§ **Required work**
Show all lines of the listing that hold the word "social".
+++ Data for this task
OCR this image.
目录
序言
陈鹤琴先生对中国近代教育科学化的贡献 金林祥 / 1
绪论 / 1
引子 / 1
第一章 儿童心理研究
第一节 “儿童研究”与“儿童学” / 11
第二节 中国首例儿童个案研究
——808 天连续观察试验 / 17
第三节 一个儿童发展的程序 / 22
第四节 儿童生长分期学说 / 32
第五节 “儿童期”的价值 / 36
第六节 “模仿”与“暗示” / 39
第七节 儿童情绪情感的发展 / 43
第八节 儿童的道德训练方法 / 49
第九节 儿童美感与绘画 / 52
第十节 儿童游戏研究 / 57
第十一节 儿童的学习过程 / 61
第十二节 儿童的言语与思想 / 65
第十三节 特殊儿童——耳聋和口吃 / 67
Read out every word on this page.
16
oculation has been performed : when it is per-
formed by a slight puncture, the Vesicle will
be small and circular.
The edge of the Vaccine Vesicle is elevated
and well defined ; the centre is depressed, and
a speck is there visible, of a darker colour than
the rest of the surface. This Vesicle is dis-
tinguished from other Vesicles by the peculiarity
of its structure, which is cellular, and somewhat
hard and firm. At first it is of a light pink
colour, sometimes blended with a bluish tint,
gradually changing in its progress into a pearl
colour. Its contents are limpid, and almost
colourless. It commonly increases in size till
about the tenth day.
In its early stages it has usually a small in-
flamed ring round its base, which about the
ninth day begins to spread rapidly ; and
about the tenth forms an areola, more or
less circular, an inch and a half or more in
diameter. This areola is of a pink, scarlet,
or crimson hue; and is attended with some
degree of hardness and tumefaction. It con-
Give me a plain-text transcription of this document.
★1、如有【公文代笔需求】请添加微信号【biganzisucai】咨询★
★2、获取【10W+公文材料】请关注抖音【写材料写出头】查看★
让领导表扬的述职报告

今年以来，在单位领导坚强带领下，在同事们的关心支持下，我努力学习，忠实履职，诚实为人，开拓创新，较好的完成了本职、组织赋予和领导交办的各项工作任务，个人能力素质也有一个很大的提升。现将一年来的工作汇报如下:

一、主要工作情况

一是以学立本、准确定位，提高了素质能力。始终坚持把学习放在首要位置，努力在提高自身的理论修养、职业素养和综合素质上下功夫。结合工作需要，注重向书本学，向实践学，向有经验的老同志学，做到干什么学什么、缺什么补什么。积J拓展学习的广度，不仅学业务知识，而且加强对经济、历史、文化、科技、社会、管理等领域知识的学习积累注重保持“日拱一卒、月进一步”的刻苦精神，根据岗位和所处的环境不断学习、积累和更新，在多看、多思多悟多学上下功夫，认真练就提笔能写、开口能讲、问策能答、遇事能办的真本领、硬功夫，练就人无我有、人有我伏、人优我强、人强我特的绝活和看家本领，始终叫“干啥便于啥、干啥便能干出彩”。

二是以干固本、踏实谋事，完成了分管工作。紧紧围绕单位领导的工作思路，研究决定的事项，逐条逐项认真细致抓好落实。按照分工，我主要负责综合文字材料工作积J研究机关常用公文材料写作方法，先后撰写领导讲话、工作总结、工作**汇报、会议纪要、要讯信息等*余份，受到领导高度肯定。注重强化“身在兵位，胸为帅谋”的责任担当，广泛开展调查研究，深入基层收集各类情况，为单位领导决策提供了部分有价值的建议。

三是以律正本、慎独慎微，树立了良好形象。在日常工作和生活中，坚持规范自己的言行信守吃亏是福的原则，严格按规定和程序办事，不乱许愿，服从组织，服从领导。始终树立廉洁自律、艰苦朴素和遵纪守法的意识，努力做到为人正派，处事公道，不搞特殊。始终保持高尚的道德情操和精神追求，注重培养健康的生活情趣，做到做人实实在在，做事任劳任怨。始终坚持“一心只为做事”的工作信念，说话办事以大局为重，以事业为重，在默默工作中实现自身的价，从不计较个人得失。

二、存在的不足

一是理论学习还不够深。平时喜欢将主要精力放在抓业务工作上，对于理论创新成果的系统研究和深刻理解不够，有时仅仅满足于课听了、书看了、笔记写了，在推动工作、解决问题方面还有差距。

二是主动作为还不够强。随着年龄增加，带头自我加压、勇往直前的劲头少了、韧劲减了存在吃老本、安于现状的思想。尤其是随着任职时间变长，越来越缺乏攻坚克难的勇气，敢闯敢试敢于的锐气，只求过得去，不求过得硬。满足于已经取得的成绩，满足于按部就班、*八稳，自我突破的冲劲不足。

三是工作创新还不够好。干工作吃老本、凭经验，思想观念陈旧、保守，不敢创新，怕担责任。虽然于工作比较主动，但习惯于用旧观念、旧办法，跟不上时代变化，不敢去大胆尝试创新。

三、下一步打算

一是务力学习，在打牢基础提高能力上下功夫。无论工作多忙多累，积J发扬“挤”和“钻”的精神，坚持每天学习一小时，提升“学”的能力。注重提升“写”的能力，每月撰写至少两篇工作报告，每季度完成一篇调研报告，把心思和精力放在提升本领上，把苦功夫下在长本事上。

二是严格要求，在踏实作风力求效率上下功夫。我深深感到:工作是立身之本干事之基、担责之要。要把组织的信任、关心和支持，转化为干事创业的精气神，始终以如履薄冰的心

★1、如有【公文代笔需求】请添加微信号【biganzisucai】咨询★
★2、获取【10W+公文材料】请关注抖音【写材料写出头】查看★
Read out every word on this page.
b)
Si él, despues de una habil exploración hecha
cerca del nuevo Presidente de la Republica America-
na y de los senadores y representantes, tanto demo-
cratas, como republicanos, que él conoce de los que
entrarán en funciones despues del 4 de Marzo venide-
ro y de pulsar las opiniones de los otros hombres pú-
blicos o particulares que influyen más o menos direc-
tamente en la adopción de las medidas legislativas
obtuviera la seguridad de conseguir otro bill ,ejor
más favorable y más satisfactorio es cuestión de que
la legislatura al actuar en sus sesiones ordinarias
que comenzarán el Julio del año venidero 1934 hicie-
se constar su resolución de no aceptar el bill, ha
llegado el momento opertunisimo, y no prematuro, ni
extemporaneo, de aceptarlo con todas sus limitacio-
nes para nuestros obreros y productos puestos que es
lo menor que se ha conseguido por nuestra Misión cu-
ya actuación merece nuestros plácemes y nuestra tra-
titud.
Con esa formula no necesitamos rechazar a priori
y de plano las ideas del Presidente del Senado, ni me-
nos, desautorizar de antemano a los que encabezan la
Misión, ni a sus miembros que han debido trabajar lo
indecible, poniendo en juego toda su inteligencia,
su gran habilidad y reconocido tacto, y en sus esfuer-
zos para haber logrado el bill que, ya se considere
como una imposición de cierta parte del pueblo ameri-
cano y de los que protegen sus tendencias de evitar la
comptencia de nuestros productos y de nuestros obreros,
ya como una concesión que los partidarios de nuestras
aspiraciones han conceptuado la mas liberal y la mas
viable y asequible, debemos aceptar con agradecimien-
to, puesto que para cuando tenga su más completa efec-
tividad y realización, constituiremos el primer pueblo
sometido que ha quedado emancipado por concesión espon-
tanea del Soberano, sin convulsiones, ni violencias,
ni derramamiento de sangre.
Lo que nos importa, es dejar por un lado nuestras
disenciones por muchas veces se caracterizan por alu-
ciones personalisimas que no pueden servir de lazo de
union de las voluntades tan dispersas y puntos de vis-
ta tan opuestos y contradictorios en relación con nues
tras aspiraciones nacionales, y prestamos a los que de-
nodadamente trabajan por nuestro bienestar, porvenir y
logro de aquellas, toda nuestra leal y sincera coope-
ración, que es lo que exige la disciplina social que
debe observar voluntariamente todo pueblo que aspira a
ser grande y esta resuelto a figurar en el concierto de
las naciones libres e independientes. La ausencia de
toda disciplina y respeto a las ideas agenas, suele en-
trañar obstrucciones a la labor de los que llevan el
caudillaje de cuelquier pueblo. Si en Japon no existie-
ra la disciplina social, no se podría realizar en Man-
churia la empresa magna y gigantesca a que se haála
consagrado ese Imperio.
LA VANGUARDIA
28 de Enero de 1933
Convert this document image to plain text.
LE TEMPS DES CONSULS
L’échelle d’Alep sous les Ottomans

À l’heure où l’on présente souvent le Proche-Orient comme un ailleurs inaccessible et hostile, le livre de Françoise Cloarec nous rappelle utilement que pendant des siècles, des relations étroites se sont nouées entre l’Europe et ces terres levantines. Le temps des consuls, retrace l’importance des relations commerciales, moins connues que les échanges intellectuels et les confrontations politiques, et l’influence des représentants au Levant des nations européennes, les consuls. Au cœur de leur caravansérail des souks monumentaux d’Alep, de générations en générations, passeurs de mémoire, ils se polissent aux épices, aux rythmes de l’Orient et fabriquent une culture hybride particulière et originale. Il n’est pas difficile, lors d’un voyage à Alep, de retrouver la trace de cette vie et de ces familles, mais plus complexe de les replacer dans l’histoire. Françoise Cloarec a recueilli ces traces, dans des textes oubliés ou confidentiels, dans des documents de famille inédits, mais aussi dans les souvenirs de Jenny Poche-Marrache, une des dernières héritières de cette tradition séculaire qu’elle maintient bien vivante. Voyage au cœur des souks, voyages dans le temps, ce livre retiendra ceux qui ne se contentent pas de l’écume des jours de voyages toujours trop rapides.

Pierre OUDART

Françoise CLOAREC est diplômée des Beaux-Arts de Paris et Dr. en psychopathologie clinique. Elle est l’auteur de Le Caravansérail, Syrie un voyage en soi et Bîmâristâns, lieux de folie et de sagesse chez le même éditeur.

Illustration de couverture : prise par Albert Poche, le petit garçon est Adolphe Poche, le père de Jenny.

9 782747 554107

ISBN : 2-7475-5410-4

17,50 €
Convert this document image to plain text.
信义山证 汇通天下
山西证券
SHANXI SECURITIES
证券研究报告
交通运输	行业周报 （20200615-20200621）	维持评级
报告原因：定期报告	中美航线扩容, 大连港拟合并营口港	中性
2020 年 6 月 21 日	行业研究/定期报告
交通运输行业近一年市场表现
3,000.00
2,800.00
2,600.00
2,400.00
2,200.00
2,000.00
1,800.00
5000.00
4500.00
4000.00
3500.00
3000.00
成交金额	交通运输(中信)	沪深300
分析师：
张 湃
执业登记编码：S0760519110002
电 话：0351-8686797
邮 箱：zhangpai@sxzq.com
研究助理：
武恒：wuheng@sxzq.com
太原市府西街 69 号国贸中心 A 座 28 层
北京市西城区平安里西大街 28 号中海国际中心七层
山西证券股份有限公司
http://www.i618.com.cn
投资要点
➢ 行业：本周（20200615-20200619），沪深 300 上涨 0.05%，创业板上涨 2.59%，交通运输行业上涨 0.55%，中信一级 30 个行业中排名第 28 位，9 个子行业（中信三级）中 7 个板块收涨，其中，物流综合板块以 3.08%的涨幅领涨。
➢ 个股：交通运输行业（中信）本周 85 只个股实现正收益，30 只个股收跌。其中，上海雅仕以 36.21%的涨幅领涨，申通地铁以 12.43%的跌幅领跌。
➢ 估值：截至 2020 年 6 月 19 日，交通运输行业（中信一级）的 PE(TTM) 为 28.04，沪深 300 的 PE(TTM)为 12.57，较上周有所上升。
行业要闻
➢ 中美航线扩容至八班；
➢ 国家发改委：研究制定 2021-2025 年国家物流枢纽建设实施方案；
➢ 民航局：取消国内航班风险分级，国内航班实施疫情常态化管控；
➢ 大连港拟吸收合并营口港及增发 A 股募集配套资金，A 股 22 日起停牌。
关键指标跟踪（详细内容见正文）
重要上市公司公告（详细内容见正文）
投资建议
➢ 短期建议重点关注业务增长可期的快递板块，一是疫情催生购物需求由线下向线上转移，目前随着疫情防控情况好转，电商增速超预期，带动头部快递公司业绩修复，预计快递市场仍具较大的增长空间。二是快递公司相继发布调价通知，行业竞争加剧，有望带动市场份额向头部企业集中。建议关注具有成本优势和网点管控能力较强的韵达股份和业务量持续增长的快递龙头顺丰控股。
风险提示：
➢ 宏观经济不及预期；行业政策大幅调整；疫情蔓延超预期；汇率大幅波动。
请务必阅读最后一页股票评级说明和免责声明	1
++++++
§ **Response for this exercise**
ración, que es lo que exige la disciplina social que
ra la disciplina social, no se podría realizar en Man-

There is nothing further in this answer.